» **Material for this exercise**
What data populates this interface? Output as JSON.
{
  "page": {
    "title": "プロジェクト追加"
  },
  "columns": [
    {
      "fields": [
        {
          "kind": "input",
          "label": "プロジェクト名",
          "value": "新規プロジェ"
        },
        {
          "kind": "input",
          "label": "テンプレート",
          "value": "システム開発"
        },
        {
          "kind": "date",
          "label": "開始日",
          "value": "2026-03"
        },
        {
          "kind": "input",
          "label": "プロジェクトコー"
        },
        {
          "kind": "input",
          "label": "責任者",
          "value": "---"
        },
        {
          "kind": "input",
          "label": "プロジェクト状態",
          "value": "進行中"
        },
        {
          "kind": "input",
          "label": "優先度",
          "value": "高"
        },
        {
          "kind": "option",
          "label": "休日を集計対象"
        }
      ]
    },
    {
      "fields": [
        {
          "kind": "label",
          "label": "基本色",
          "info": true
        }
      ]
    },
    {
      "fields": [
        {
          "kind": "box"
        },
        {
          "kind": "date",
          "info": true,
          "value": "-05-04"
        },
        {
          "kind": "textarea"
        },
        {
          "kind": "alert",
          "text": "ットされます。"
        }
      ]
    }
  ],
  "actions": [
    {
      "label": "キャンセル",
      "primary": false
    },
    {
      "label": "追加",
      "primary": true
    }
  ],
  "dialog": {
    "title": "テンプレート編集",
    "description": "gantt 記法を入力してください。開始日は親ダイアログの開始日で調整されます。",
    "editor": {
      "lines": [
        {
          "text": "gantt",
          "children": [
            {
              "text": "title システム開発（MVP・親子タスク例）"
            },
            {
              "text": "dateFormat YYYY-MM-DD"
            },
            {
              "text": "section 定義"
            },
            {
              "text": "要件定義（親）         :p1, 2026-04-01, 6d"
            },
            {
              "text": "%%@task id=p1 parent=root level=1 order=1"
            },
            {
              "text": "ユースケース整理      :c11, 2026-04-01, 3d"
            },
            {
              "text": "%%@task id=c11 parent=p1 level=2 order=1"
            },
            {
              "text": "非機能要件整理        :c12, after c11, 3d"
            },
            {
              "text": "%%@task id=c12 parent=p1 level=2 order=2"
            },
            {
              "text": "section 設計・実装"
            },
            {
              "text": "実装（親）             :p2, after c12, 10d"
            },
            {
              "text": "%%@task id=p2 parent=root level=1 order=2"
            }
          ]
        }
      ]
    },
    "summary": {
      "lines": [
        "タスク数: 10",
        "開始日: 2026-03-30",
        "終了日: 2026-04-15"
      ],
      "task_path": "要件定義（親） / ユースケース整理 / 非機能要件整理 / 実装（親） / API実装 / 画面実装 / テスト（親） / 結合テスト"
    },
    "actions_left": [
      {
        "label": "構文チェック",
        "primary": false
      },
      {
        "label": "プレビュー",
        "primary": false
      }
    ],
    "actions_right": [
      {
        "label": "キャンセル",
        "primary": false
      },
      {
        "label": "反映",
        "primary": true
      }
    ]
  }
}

» **To be done**
Gather all lines from the records above in which "order" appears.

» **Output of the task**
              "text": "%%@task id=p1 parent=root level=1 order=1"
              "text": "%%@task id=c11 parent=p1 level=2 order=1"
              "text": "%%@task id=c12 parent=p1 level=2 order=2"
              "text": "%%@task id=p2 parent=root level=1 order=2"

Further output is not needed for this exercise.